The records that follow are to be transcribed in full, without their images.

* Start *

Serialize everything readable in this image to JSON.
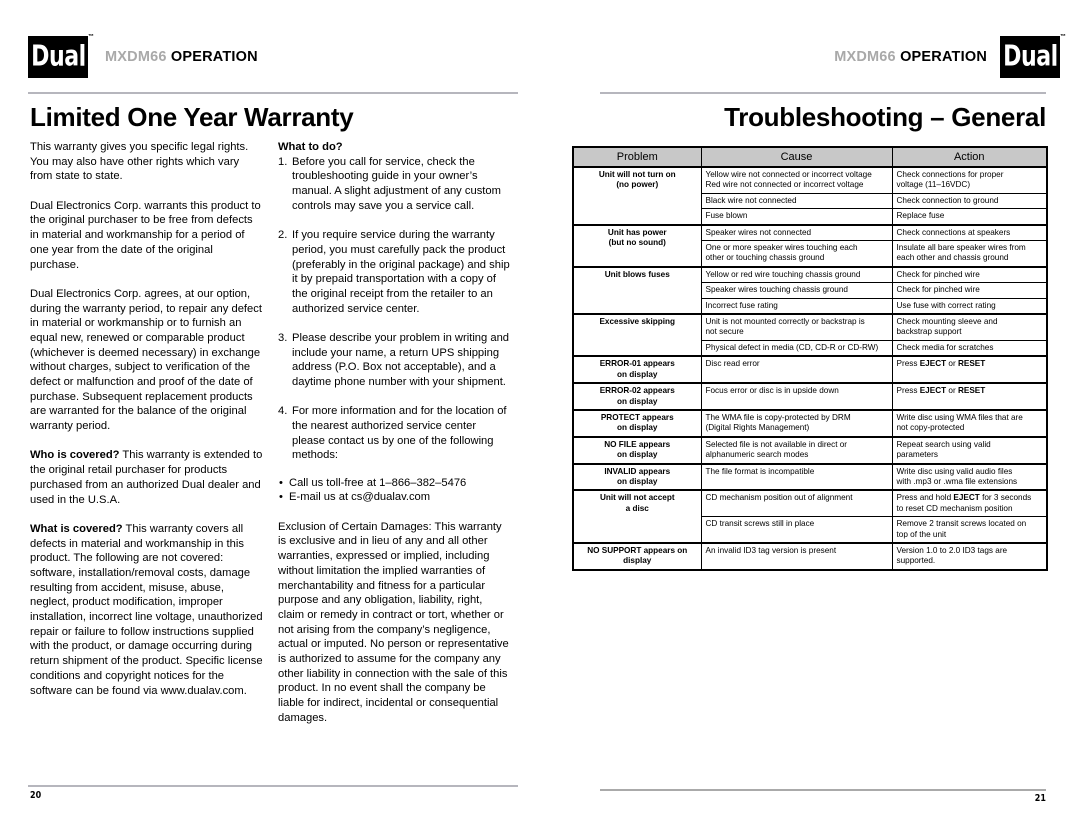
{
  "brand": {
    "logo_text": "Dual",
    "logo_tm": "™"
  },
  "left_page": {
    "header": {
      "model": "MXDM66",
      "word": "OPERATION"
    },
    "title": "Limited One Year Warranty",
    "page_number": "20",
    "column_a": {
      "paragraphs": [
        "This warranty gives you specific legal rights. You may also have other rights which vary from state to state.",
        "Dual Electronics Corp. warrants this product to the original purchaser to be free from defects in material and workmanship for a period of one year from the date of the original purchase.",
        "Dual Electronics Corp. agrees, at our option, during the warranty period, to repair any defect in material or workmanship or to furnish an equal new, renewed or comparable product (whichever is deemed necessary) in exchange without charges, subject to verification of the defect or malfunction and proof of the date of purchase. Subsequent replacement products are warranted for the balance of the original warranty period."
      ],
      "who_is_covered_label": "Who is covered?",
      "who_is_covered_text": " This warranty is extended to the original retail purchaser for products purchased from an authorized Dual dealer and used in the U.S.A.",
      "what_is_covered_label": "What is covered?",
      "what_is_covered_text": " This warranty covers all defects in material and workmanship in this product. The following are not covered: software, installation/removal costs, damage resulting from accident, misuse, abuse, neglect, product modification, improper installation, incorrect line voltage, unauthorized repair or failure to follow instructions supplied with the product, or damage occurring during return shipment of the product. Specific license conditions and copyright notices for the software can be found via www.dualav.com."
    },
    "column_b": {
      "what_to_do_label": "What to do?",
      "steps": [
        {
          "num": "1.",
          "text": "Before you call for service, check the troubleshooting guide in your owner’s manual. A slight adjustment of any custom controls may save you a service call."
        },
        {
          "num": "2.",
          "text": "If you require service during the warranty period, you must carefully pack the product (preferably in the original package) and ship it by prepaid transportation with a copy of the original receipt from the retailer to an authorized service center."
        },
        {
          "num": "3.",
          "text": "Please describe your problem in writing and include your name, a return UPS shipping address (P.O. Box not acceptable), and a daytime phone number with your shipment."
        },
        {
          "num": "4.",
          "text": "For more information and for the location of the nearest authorized service center please contact us by one of the following methods:"
        }
      ],
      "contact_methods": [
        "Call us toll-free at 1–866–382–5476",
        "E-mail us at cs@dualav.com"
      ],
      "exclusion_paragraph": "Exclusion of Certain Damages: This warranty is exclusive and in lieu of any and all other warranties, expressed or implied, including without limitation the implied warranties of merchantability and fitness for a particular purpose and any obligation, liability, right, claim or remedy in contract or tort, whether or not arising from the company’s negligence, actual or imputed. No person or representative is authorized to assume for the company any other liability in connection with the sale of this product. In no event shall the company be liable for indirect, incidental or consequential damages."
    }
  },
  "right_page": {
    "header": {
      "model": "MXDM66",
      "word": "OPERATION"
    },
    "title": "Troubleshooting – General",
    "page_number": "21",
    "table": {
      "headers": [
        "Problem",
        "Cause",
        "Action"
      ],
      "groups": [
        {
          "problem": "Unit will not turn on\n(no power)",
          "rows": [
            {
              "cause": "Yellow wire not connected or incorrect voltage\nRed wire not connected or incorrect voltage",
              "action": "Check connections for proper\nvoltage (11–16VDC)"
            },
            {
              "cause": "Black wire not connected",
              "action": "Check connection to ground"
            },
            {
              "cause": "Fuse blown",
              "action": "Replace fuse"
            }
          ]
        },
        {
          "problem": "Unit has power\n(but no sound)",
          "rows": [
            {
              "cause": "Speaker wires not connected",
              "action": "Check connections at speakers"
            },
            {
              "cause": "One or more speaker wires touching each\nother or touching chassis ground",
              "action": "Insulate all bare speaker wires from\neach other and chassis ground"
            }
          ]
        },
        {
          "problem": "Unit blows fuses",
          "rows": [
            {
              "cause": "Yellow or red wire touching chassis ground",
              "action": "Check for pinched wire"
            },
            {
              "cause": "Speaker wires touching chassis ground",
              "action": "Check for pinched wire"
            },
            {
              "cause": "Incorrect fuse rating",
              "action": "Use fuse with correct rating"
            }
          ]
        },
        {
          "problem": "Excessive skipping",
          "rows": [
            {
              "cause": "Unit is not mounted correctly or backstrap is\nnot secure",
              "action": "Check mounting sleeve and\nbackstrap support"
            },
            {
              "cause": "Physical defect in media (CD, CD-R or CD-RW)",
              "action": "Check media for scratches"
            }
          ]
        },
        {
          "problem": "ERROR-01 appears\non display",
          "rows": [
            {
              "cause": "Disc read error",
              "action_prefix": "Press ",
              "action_kbd1": "EJECT",
              "action_mid": " or ",
              "action_kbd2": "RESET",
              "action": "Press EJECT or RESET"
            }
          ]
        },
        {
          "problem": "ERROR-02 appears\non display",
          "rows": [
            {
              "cause": "Focus error or disc is in upside down",
              "action": "Press EJECT or RESET"
            }
          ]
        },
        {
          "problem": "PROTECT appears\non display",
          "rows": [
            {
              "cause": "The WMA file is copy-protected by DRM\n(Digital Rights Management)",
              "action": "Write disc using WMA files that are\nnot copy-protected"
            }
          ]
        },
        {
          "problem": "NO FILE appears\non display",
          "rows": [
            {
              "cause": "Selected file is not available in direct or\nalphanumeric search modes",
              "action": "Repeat search using valid\nparameters"
            }
          ]
        },
        {
          "problem": "INVALID appears\non display",
          "rows": [
            {
              "cause": "The file format is incompatible",
              "action": "Write disc using valid audio files\nwith .mp3 or .wma file extensions"
            }
          ]
        },
        {
          "problem": "Unit will not accept\na disc",
          "rows": [
            {
              "cause": "CD mechanism position out of alignment",
              "action": "Press and hold EJECT for 3 seconds\nto reset CD mechanism position"
            },
            {
              "cause": "CD transit screws still in place",
              "action": "Remove 2 transit screws located on\ntop of the unit"
            }
          ]
        },
        {
          "problem": "NO SUPPORT appears on\ndisplay",
          "rows": [
            {
              "cause": "An invalid ID3 tag version is present",
              "action": "Version 1.0 to 2.0 ID3 tags are\nsupported."
            }
          ]
        }
      ]
    }
  }
}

* End *

§ **EXPECTED ANSWER**:
Serialize everything readable in this image to JSON.
{
  "brand": {
    "logo_text": "Dual",
    "logo_tm": "™"
  },
  "left_page": {
    "header": {
      "model": "MXDM66",
      "word": "OPERATION"
    },
    "title": "Limited One Year Warranty",
    "page_number": "20",
    "column_a": {
      "paragraphs": [
        "This warranty gives you specific legal rights. You may also have other rights which vary from state to state.",
        "Dual Electronics Corp. warrants this product to the original purchaser to be free from defects in material and workmanship for a period of one year from the date of the original purchase.",
        "Dual Electronics Corp. agrees, at our option, during the warranty period, to repair any defect in material or workmanship or to furnish an equal new, renewed or comparable product (whichever is deemed necessary) in exchange without charges, subject to verification of the defect or malfunction and proof of the date of purchase. Subsequent replacement products are warranted for the balance of the original warranty period."
      ],
      "who_is_covered_label": "Who is covered?",
      "who_is_covered_text": " This warranty is extended to the original retail purchaser for products purchased from an authorized Dual dealer and used in the U.S.A.",
      "what_is_covered_label": "What is covered?",
      "what_is_covered_text": " This warranty covers all defects in material and workmanship in this product. The following are not covered: software, installation/removal costs, damage resulting from accident, misuse, abuse, neglect, product modification, improper installation, incorrect line voltage, unauthorized repair or failure to follow instructions supplied with the product, or damage occurring during return shipment of the product. Specific license conditions and copyright notices for the software can be found via www.dualav.com."
    },
    "column_b": {
      "what_to_do_label": "What to do?",
      "steps": [
        {
          "num": "1.",
          "text": "Before you call for service, check the troubleshooting guide in your owner’s manual. A slight adjustment of any custom controls may save you a service call."
        },
        {
          "num": "2.",
          "text": "If you require service during the warranty period, you must carefully pack the product (preferably in the original package) and ship it by prepaid transportation with a copy of the original receipt from the retailer to an authorized service center."
        },
        {
          "num": "3.",
          "text": "Please describe your problem in writing and include your name, a return UPS shipping address (P.O. Box not acceptable), and a daytime phone number with your shipment."
        },
        {
          "num": "4.",
          "text": "For more information and for the location of the nearest authorized service center please contact us by one of the following methods:"
        }
      ],
      "contact_methods": [
        "Call us toll-free at 1–866–382–5476",
        "E-mail us at cs@dualav.com"
      ],
      "exclusion_paragraph": "Exclusion of Certain Damages: This warranty is exclusive and in lieu of any and all other warranties, expressed or implied, including without limitation the implied warranties of merchantability and fitness for a particular purpose and any obligation, liability, right, claim or remedy in contract or tort, whether or not arising from the company’s negligence, actual or imputed. No person or representative is authorized to assume for the company any other liability in connection with the sale of this product. In no event shall the company be liable for indirect, incidental or consequential damages."
    }
  },
  "right_page": {
    "header": {
      "model": "MXDM66",
      "word": "OPERATION"
    },
    "title": "Troubleshooting – General",
    "page_number": "21",
    "table": {
      "headers": [
        "Problem",
        "Cause",
        "Action"
      ],
      "groups": [
        {
          "problem": "Unit will not turn on\n(no power)",
          "rows": [
            {
              "cause": "Yellow wire not connected or incorrect voltage\nRed wire not connected or incorrect voltage",
              "action": "Check connections for proper\nvoltage (11–16VDC)"
            },
            {
              "cause": "Black wire not connected",
              "action": "Check connection to ground"
            },
            {
              "cause": "Fuse blown",
              "action": "Replace fuse"
            }
          ]
        },
        {
          "problem": "Unit has power\n(but no sound)",
          "rows": [
            {
              "cause": "Speaker wires not connected",
              "action": "Check connections at speakers"
            },
            {
              "cause": "One or more speaker wires touching each\nother or touching chassis ground",
              "action": "Insulate all bare speaker wires from\neach other and chassis ground"
            }
          ]
        },
        {
          "problem": "Unit blows fuses",
          "rows": [
            {
              "cause": "Yellow or red wire touching chassis ground",
              "action": "Check for pinched wire"
            },
            {
              "cause": "Speaker wires touching chassis ground",
              "action": "Check for pinched wire"
            },
            {
              "cause": "Incorrect fuse rating",
              "action": "Use fuse with correct rating"
            }
          ]
        },
        {
          "problem": "Excessive skipping",
          "rows": [
            {
              "cause": "Unit is not mounted correctly or backstrap is\nnot secure",
              "action": "Check mounting sleeve and\nbackstrap support"
            },
            {
              "cause": "Physical defect in media (CD, CD-R or CD-RW)",
              "action": "Check media for scratches"
            }
          ]
        },
        {
          "problem": "ERROR-01 appears\non display",
          "rows": [
            {
              "cause": "Disc read error",
              "action_prefix": "Press ",
              "action_kbd1": "EJECT",
              "action_mid": " or ",
              "action_kbd2": "RESET",
              "action": "Press EJECT or RESET"
            }
          ]
        },
        {
          "problem": "ERROR-02 appears\non display",
          "rows": [
            {
              "cause": "Focus error or disc is in upside down",
              "action": "Press EJECT or RESET"
            }
          ]
        },
        {
          "problem": "PROTECT appears\non display",
          "rows": [
            {
              "cause": "The WMA file is copy-protected by DRM\n(Digital Rights Management)",
              "action": "Write disc using WMA files that are\nnot copy-protected"
            }
          ]
        },
        {
          "problem": "NO FILE appears\non display",
          "rows": [
            {
              "cause": "Selected file is not available in direct or\nalphanumeric search modes",
              "action": "Repeat search using valid\nparameters"
            }
          ]
        },
        {
          "problem": "INVALID appears\non display",
          "rows": [
            {
              "cause": "The file format is incompatible",
              "action": "Write disc using valid audio files\nwith .mp3 or .wma file extensions"
            }
          ]
        },
        {
          "problem": "Unit will not accept\na disc",
          "rows": [
            {
              "cause": "CD mechanism position out of alignment",
              "action": "Press and hold EJECT for 3 seconds\nto reset CD mechanism position"
            },
            {
              "cause": "CD transit screws still in place",
              "action": "Remove 2 transit screws located on\ntop of the unit"
            }
          ]
        },
        {
          "problem": "NO SUPPORT appears on\ndisplay",
          "rows": [
            {
              "cause": "An invalid ID3 tag version is present",
              "action": "Version 1.0 to 2.0 ID3 tags are\nsupported."
            }
          ]
        }
      ]
    }
  }
}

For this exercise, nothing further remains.